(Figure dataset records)
________________________________________

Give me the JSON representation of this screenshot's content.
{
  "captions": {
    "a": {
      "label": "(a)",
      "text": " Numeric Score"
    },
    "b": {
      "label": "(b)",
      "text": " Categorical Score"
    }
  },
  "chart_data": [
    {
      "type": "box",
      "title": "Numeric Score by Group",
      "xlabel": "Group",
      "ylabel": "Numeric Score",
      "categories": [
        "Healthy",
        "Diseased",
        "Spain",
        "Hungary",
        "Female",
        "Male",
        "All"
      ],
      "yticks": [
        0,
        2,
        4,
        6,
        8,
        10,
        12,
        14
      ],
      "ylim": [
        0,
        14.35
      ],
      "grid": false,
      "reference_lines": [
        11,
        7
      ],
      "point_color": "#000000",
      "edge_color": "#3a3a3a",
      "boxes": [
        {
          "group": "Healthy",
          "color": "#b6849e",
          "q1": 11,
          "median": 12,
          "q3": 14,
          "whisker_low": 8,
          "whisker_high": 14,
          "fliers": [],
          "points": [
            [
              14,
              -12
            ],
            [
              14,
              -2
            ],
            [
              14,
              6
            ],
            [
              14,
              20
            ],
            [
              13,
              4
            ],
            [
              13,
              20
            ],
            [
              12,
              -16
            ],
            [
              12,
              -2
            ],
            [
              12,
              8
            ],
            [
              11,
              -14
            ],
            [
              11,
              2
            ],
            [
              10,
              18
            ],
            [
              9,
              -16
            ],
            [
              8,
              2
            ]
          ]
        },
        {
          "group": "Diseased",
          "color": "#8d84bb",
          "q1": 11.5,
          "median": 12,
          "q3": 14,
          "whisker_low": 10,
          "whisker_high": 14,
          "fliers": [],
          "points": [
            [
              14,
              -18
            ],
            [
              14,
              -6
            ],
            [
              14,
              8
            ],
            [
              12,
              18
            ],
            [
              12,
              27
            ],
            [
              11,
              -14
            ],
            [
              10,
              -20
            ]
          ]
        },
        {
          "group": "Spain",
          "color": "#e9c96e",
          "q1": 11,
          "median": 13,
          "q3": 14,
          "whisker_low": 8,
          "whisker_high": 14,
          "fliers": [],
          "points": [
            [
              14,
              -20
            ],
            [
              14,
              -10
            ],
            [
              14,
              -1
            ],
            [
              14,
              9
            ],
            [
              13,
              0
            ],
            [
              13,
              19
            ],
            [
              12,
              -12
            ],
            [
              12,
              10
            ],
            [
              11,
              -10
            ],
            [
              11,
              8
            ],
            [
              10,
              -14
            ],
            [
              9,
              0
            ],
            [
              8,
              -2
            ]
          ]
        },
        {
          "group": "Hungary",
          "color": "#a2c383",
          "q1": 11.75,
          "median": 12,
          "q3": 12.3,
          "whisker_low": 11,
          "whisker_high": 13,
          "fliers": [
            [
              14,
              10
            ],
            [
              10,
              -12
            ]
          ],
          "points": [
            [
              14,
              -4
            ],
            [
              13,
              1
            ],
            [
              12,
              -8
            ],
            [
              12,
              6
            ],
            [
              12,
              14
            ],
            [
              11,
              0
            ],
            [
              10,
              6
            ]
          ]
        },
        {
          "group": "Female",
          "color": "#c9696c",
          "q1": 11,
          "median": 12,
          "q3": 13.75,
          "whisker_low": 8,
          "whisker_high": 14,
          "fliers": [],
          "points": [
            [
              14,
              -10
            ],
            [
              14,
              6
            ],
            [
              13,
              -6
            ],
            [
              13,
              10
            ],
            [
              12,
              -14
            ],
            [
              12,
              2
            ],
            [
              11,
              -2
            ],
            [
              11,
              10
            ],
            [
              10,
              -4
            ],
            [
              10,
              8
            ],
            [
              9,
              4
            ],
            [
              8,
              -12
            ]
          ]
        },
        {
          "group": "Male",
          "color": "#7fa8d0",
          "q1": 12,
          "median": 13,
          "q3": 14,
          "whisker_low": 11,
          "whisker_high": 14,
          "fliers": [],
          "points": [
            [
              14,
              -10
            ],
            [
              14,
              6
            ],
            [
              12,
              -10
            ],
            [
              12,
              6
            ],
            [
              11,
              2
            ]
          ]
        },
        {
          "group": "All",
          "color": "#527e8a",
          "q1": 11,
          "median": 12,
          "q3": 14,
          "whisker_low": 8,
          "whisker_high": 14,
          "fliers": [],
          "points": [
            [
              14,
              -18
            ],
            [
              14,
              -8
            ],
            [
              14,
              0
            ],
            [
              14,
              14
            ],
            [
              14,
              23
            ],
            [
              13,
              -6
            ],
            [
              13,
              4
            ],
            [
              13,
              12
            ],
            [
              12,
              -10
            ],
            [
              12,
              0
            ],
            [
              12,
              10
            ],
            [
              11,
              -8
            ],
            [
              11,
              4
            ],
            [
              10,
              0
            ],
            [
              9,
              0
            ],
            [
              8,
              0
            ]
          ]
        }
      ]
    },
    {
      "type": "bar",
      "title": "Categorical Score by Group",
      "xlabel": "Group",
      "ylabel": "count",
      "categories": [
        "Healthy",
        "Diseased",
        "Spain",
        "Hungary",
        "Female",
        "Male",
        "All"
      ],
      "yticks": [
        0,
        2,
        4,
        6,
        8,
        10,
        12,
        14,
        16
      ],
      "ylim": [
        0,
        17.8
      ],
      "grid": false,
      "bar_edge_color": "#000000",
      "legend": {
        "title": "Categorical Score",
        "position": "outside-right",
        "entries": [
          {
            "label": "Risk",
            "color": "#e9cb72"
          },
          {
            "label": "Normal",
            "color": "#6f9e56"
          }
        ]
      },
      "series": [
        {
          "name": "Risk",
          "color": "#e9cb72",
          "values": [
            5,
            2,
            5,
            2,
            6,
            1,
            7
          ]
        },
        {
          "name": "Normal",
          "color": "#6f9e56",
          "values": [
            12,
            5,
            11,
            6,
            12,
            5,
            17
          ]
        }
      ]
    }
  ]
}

________________________________________

Set exercise
Each line of the listing above should be output exactly.

Written answer
Give me the JSON representation of this screenshot's content.
{
  "captions": {
    "a": {
      "label": "(a)",
      "text": " Numeric Score"
    },
    "b": {
      "label": "(b)",
      "text": " Categorical Score"
    }
  },
  "chart_data": [
    {
      "type": "box",
      "title": "Numeric Score by Group",
      "xlabel": "Group",
      "ylabel": "Numeric Score",
      "categories": [
        "Healthy",
        "Diseased",
        "Spain",
        "Hungary",
        "Female",
        "Male",
        "All"
      ],
      "yticks": [
        0,
        2,
        4,
        6,
        8,
        10,
        12,
        14
      ],
      "ylim": [
        0,
        14.35
      ],
      "grid": false,
      "reference_lines": [
        11,
        7
      ],
      "point_color": "#000000",
      "edge_color": "#3a3a3a",
      "boxes": [
        {
          "group": "Healthy",
          "color": "#b6849e",
          "q1": 11,
          "median": 12,
          "q3": 14,
          "whisker_low": 8,
          "whisker_high": 14,
          "fliers": [],
          "points": [
            [
              14,
              -12
            ],
            [
              14,
              -2
            ],
            [
              14,
              6
            ],
            [
              14,
              20
            ],
            [
              13,
              4
            ],
            [
              13,
              20
            ],
            [
              12,
              -16
            ],
            [
              12,
              -2
            ],
            [
              12,
              8
            ],
            [
              11,
              -14
            ],
            [
              11,
              2
            ],
            [
              10,
              18
            ],
            [
              9,
              -16
            ],
            [
              8,
              2
            ]
          ]
        },
        {
          "group": "Diseased",
          "color": "#8d84bb",
          "q1": 11.5,
          "median": 12,
          "q3": 14,
          "whisker_low": 10,
          "whisker_high": 14,
          "fliers": [],
          "points": [
            [
              14,
              -18
            ],
            [
              14,
              -6
            ],
            [
              14,
              8
            ],
            [
              12,
              18
            ],
            [
              12,
              27
            ],
            [
              11,
              -14
            ],
            [
              10,
              -20
            ]
          ]
        },
        {
          "group": "Spain",
          "color": "#e9c96e",
          "q1": 11,
          "median": 13,
          "q3": 14,
          "whisker_low": 8,
          "whisker_high": 14,
          "fliers": [],
          "points": [
            [
              14,
              -20
            ],
            [
              14,
              -10
            ],
            [
              14,
              -1
            ],
            [
              14,
              9
            ],
            [
              13,
              0
            ],
            [
              13,
              19
            ],
            [
              12,
              -12
            ],
            [
              12,
              10
            ],
            [
              11,
              -10
            ],
            [
              11,
              8
            ],
            [
              10,
              -14
            ],
            [
              9,
              0
            ],
            [
              8,
              -2
            ]
          ]
        },
        {
          "group": "Hungary",
          "color": "#a2c383",
          "q1": 11.75,
          "median": 12,
          "q3": 12.3,
          "whisker_low": 11,
          "whisker_high": 13,
          "fliers": [
            [
              14,
              10
            ],
            [
              10,
              -12
            ]
          ],
          "points": [
            [
              14,
              -4
            ],
            [
              13,
              1
            ],
            [
              12,
              -8
            ],
            [
              12,
              6
            ],
            [
              12,
              14
            ],
            [
              11,
              0
            ],
            [
              10,
              6
            ]
          ]
        },
        {
          "group": "Female",
          "color": "#c9696c",
          "q1": 11,
          "median": 12,
          "q3": 13.75,
          "whisker_low": 8,
          "whisker_high": 14,
          "fliers": [],
          "points": [
            [
              14,
              -10
            ],
            [
              14,
              6
            ],
            [
              13,
              -6
            ],
            [
              13,
              10
            ],
            [
              12,
              -14
            ],
            [
              12,
              2
            ],
            [
              11,
              -2
            ],
            [
              11,
              10
            ],
            [
              10,
              -4
            ],
            [
              10,
              8
            ],
            [
              9,
              4
            ],
            [
              8,
              -12
            ]
          ]
        },
        {
          "group": "Male",
          "color": "#7fa8d0",
          "q1": 12,
          "median": 13,
          "q3": 14,
          "whisker_low": 11,
          "whisker_high": 14,
          "fliers": [],
          "points": [
            [
              14,
              -10
            ],
            [
              14,
              6
            ],
            [
              12,
              -10
            ],
            [
              12,
              6
            ],
            [
              11,
              2
            ]
          ]
        },
        {
          "group": "All",
          "color": "#527e8a",
          "q1": 11,
          "median": 12,
          "q3": 14,
          "whisker_low": 8,
          "whisker_high": 14,
          "fliers": [],
          "points": [
            [
              14,
              -18
            ],
            [
              14,
              -8
            ],
            [
              14,
              0
            ],
            [
              14,
              14
            ],
            [
              14,
              23
            ],
            [
              13,
              -6
            ],
            [
              13,
              4
            ],
            [
              13,
              12
            ],
            [
              12,
              -10
            ],
            [
              12,
              0
            ],
            [
              12,
              10
            ],
            [
              11,
              -8
            ],
            [
              11,
              4
            ],
            [
              10,
              0
            ],
            [
              9,
              0
            ],
            [
              8,
              0
            ]
          ]
        }
      ]
    },
    {
      "type": "bar",
      "title": "Categorical Score by Group",
      "xlabel": "Group",
      "ylabel": "count",
      "categories": [
        "Healthy",
        "Diseased",
        "Spain",
        "Hungary",
        "Female",
        "Male",
        "All"
      ],
      "yticks": [
        0,
        2,
        4,
        6,
        8,
        10,
        12,
        14,
        16
      ],
      "ylim": [
        0,
        17.8
      ],
      "grid": false,
      "bar_edge_color": "#000000",
      "legend": {
        "title": "Categorical Score",
        "position": "outside-right",
        "entries": [
          {
            "label": "Risk",
            "color": "#e9cb72"
          },
          {
            "label": "Normal",
            "color": "#6f9e56"
          }
        ]
      },
      "series": [
        {
          "name": "Risk",
          "color": "#e9cb72",
          "values": [
            5,
            2,
            5,
            2,
            6,
            1,
            7
          ]
        },
        {
          "name": "Normal",
          "color": "#6f9e56",
          "values": [
            12,
            5,
            11,
            6,
            12,
            5,
            17
          ]
        }
      ]
    }
  ]
}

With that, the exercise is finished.